Data entries:

+ + + + +

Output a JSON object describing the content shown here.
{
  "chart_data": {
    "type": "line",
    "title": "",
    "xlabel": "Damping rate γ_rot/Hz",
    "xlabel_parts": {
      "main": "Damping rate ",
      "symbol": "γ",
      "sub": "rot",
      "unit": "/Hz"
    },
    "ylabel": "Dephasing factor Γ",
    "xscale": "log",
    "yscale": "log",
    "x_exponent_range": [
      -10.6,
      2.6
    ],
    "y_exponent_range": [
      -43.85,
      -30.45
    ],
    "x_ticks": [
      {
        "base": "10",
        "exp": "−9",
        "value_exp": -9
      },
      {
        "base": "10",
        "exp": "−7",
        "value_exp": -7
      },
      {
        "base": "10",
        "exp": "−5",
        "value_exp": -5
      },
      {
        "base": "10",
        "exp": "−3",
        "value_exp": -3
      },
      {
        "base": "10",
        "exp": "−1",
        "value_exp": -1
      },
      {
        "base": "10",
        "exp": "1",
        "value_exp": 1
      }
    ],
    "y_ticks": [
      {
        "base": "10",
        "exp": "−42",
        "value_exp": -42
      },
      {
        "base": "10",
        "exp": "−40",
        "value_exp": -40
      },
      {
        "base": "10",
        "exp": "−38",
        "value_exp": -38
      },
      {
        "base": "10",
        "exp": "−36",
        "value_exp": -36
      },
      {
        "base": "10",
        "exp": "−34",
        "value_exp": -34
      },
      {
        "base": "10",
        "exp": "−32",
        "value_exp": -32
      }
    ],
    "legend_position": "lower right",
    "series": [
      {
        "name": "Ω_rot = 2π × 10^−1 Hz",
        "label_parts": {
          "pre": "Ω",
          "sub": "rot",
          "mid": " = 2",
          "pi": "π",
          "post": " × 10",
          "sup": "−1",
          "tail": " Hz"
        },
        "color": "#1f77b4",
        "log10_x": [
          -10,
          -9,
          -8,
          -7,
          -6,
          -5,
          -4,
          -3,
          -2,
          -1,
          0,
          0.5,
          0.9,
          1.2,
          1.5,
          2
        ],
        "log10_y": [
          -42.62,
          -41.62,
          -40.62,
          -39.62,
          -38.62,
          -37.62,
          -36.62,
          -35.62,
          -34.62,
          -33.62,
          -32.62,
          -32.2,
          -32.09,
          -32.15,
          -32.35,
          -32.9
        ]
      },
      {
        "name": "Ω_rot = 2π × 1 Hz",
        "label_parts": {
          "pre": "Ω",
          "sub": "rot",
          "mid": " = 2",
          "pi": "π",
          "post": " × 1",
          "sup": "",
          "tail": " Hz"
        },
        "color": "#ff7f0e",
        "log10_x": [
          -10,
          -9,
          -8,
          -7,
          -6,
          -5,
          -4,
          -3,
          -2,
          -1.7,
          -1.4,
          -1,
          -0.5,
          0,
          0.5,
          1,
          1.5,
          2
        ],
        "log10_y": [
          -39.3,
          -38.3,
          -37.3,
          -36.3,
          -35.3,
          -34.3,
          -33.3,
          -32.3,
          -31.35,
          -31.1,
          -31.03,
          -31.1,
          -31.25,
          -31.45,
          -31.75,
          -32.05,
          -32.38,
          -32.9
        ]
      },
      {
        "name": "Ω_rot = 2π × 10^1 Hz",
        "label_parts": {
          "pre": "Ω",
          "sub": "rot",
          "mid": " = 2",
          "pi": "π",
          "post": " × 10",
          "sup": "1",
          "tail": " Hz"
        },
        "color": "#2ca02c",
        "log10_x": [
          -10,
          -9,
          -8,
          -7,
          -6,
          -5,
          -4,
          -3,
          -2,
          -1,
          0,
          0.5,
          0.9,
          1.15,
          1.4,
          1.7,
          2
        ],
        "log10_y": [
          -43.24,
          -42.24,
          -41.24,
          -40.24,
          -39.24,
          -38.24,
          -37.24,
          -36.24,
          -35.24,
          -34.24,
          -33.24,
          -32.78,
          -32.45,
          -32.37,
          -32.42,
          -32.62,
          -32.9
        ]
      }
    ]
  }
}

+ + + + +

• **Exercise instructions**: Scan the listing above. Gather each line that contains the word "rate".

• **Worked answer**:
    "xlabel": "Damping rate γ_rot/Hz",
      "main": "Damping rate ",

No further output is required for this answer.